> [What you need to do] Your answer is a single number: the count of lines that contain the string "plain".

***** Exercise inputs

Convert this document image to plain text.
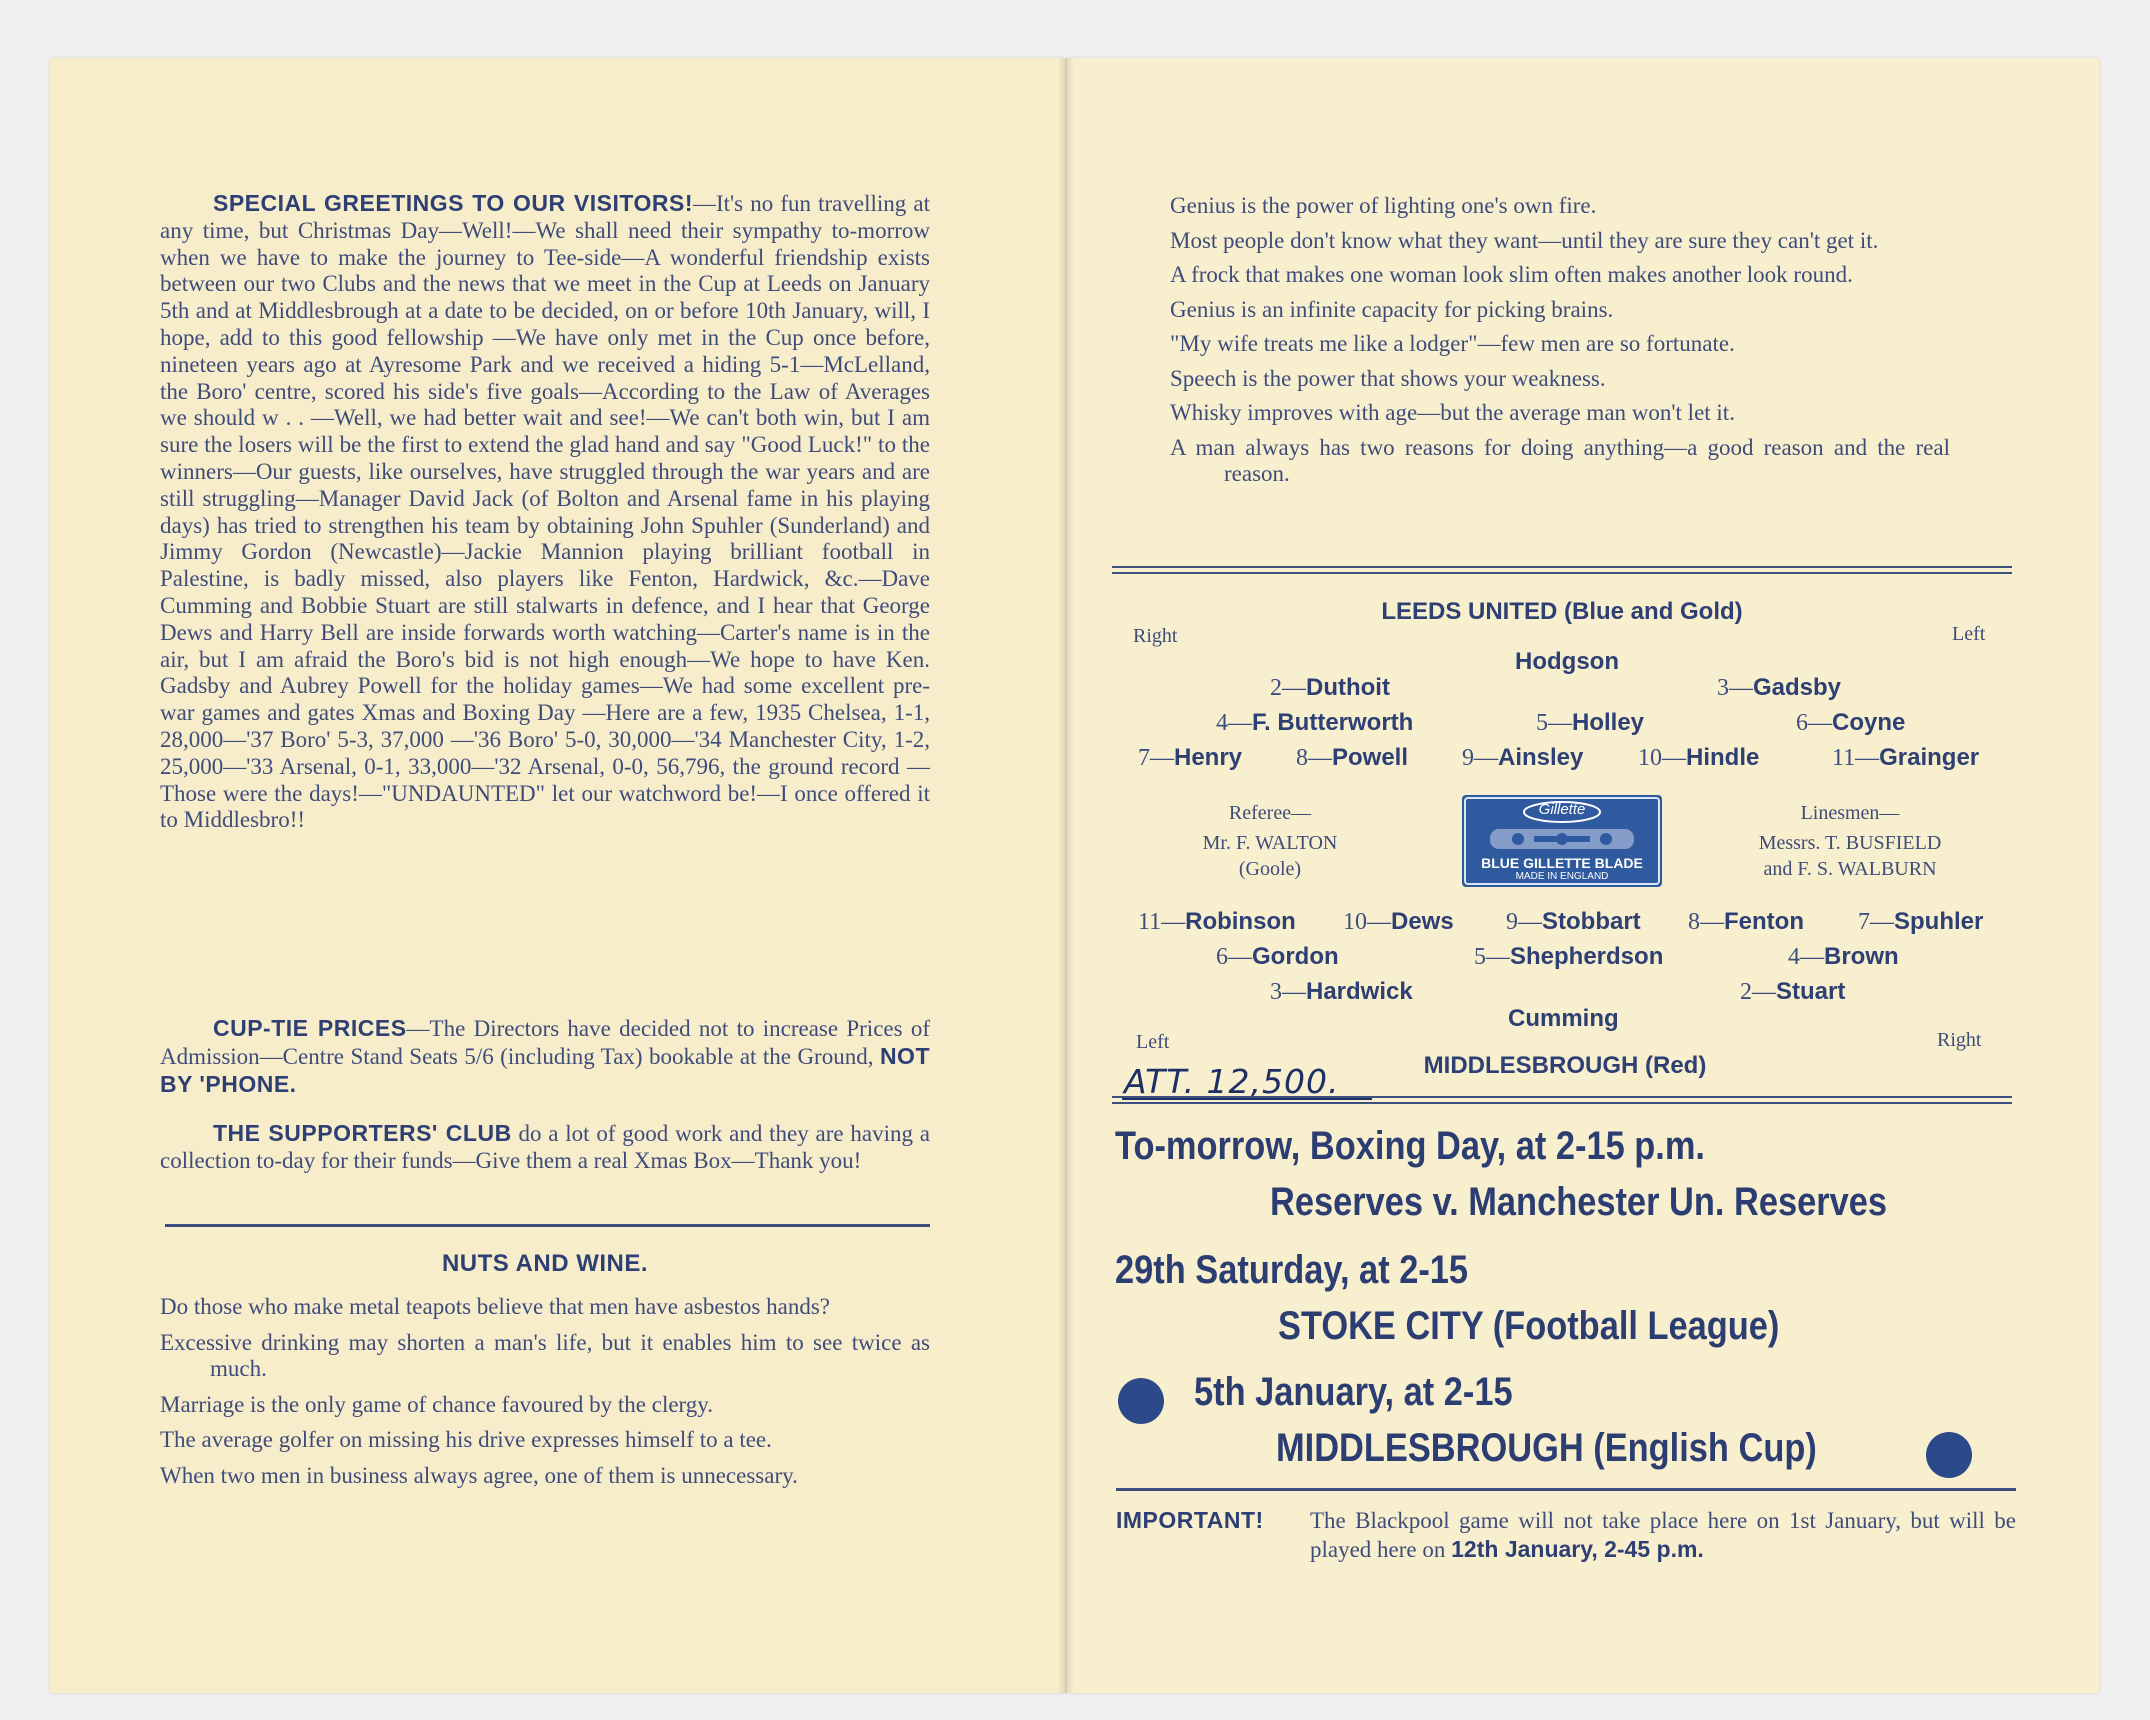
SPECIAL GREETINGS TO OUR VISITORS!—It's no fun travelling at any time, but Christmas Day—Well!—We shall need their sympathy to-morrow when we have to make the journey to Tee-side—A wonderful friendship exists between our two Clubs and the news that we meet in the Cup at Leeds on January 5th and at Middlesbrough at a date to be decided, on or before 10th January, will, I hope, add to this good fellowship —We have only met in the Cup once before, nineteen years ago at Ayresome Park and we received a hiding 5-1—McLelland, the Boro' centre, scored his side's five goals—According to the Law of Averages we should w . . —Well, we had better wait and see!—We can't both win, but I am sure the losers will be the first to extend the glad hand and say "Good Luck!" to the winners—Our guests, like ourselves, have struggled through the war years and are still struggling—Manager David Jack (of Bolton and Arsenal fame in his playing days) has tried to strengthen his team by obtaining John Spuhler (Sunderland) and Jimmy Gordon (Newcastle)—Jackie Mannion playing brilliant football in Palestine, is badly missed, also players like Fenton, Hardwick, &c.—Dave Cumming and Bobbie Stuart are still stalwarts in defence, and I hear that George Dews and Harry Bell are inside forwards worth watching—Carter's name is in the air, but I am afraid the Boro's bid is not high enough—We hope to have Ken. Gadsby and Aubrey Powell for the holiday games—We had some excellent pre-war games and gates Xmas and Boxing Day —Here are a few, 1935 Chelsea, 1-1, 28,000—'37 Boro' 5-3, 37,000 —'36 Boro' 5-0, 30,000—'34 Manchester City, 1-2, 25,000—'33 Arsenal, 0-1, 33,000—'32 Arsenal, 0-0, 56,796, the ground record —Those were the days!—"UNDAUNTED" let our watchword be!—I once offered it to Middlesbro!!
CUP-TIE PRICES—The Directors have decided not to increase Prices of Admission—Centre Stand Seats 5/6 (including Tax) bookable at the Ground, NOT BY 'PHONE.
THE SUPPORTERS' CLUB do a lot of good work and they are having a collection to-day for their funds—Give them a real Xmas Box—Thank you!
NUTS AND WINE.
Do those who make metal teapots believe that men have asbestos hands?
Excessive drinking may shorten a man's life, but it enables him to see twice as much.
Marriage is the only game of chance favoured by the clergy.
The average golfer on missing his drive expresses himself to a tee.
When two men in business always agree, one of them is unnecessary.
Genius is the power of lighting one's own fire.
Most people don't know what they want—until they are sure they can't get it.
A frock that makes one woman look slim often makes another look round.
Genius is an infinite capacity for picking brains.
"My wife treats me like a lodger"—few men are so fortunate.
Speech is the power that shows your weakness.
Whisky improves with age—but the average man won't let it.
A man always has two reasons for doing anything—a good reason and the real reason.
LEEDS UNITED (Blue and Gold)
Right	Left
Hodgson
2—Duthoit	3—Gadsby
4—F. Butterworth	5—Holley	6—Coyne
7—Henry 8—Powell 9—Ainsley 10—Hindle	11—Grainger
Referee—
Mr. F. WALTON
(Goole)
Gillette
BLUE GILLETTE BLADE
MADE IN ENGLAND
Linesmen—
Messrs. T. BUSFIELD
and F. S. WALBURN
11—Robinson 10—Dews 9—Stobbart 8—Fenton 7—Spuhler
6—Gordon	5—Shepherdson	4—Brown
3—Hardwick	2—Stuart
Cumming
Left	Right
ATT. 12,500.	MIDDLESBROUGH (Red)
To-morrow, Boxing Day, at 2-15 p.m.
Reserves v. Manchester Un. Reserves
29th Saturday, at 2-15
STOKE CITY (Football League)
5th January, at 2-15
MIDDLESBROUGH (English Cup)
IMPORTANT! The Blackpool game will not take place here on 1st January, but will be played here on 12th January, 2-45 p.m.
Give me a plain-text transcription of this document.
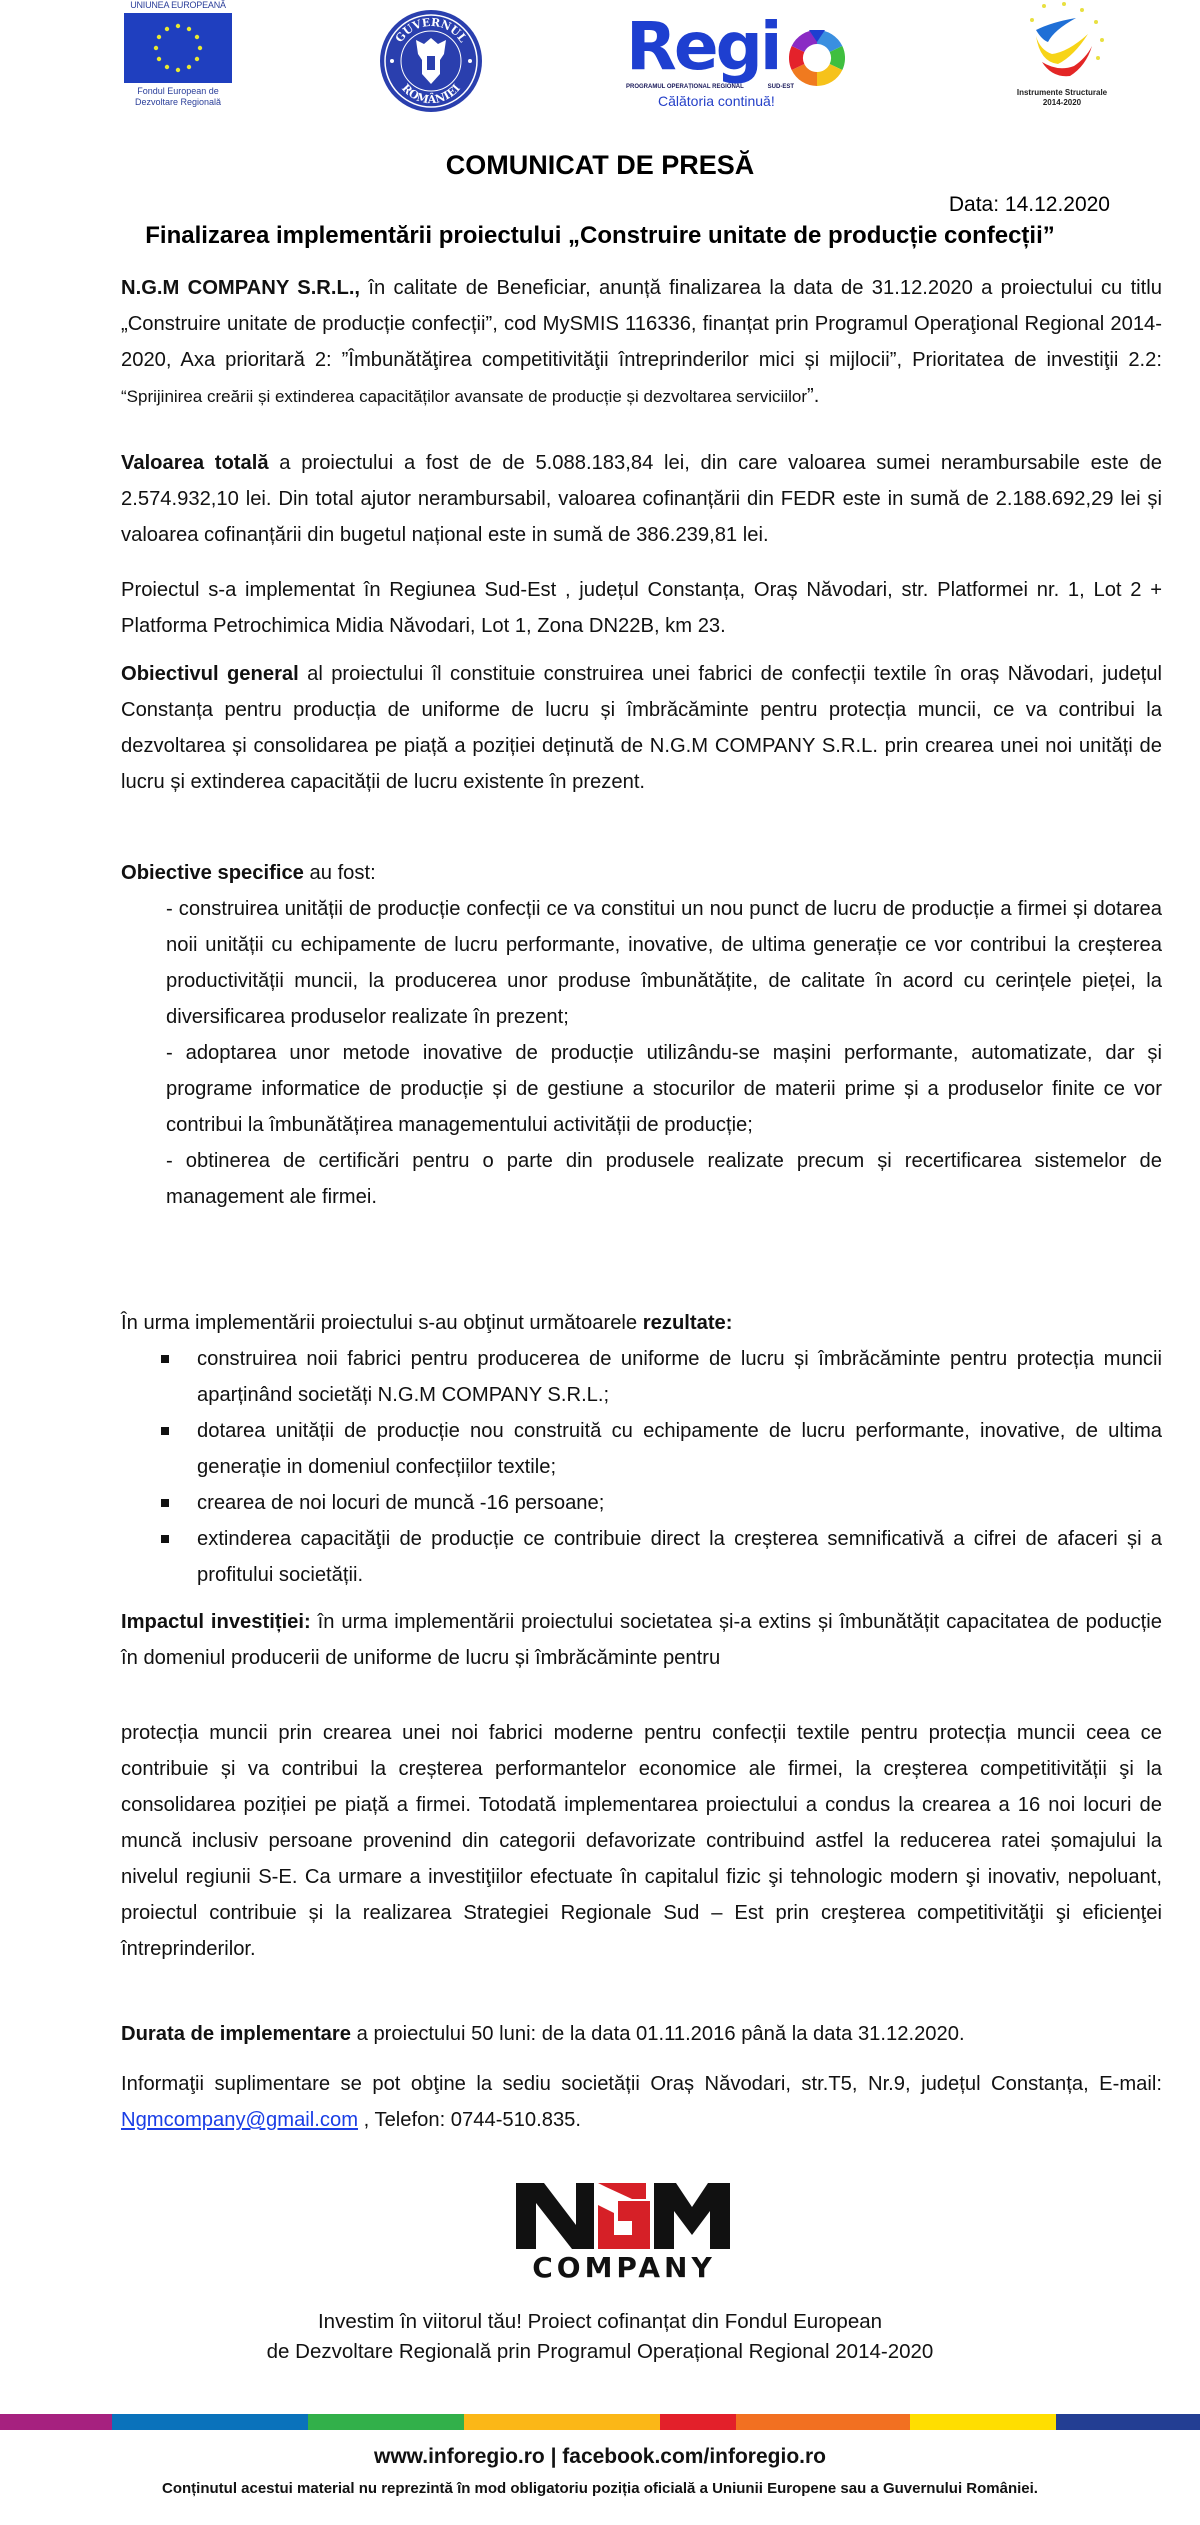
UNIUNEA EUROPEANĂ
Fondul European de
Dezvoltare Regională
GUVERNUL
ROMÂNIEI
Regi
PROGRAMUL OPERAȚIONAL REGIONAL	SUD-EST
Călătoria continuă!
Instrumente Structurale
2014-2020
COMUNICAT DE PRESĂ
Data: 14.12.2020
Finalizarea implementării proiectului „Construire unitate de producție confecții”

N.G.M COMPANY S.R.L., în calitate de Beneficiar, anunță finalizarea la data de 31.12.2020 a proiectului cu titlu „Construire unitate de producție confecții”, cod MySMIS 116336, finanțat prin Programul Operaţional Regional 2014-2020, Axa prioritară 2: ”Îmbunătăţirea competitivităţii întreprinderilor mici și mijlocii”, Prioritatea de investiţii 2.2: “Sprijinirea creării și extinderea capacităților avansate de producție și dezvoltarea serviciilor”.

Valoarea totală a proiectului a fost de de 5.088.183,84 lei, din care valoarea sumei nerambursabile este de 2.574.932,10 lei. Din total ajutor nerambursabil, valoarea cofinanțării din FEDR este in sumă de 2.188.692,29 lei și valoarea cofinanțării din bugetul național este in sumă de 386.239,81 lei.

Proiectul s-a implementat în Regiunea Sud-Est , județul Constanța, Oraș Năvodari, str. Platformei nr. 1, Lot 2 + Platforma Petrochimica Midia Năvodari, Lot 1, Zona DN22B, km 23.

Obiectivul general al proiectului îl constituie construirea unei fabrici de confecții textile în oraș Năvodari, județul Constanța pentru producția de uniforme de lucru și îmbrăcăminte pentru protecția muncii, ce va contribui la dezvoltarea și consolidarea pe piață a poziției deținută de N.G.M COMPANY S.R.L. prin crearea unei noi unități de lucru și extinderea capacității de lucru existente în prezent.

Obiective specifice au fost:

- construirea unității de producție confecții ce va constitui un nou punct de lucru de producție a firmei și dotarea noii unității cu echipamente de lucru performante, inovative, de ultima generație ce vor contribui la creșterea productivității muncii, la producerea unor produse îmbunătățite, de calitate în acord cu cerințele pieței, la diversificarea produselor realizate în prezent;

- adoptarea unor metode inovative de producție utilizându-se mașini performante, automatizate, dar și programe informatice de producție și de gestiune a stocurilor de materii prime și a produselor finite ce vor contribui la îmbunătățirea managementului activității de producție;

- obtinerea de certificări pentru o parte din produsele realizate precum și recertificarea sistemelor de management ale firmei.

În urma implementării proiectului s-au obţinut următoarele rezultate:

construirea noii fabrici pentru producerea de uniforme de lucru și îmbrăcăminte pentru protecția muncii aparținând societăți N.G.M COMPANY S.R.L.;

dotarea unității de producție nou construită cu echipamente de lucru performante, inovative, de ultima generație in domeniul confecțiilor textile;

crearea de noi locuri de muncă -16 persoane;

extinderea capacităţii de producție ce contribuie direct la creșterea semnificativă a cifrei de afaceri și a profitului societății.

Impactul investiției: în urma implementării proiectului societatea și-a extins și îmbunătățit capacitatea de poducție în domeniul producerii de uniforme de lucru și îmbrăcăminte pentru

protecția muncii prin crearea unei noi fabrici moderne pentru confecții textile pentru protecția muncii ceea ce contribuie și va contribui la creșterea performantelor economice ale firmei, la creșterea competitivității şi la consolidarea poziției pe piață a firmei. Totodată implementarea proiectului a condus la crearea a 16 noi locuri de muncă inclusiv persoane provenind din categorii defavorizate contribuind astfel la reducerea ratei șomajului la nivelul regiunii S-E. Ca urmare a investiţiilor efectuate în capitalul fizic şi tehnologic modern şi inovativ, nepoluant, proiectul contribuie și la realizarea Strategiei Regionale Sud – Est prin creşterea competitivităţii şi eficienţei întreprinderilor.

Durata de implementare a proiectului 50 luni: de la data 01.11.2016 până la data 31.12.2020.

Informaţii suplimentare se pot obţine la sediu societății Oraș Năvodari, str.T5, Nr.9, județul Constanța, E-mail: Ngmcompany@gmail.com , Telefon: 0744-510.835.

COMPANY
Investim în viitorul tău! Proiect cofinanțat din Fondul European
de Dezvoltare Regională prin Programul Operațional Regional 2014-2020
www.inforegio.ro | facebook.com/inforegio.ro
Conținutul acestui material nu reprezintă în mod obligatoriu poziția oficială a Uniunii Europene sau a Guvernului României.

**********

> [Exercise response] 2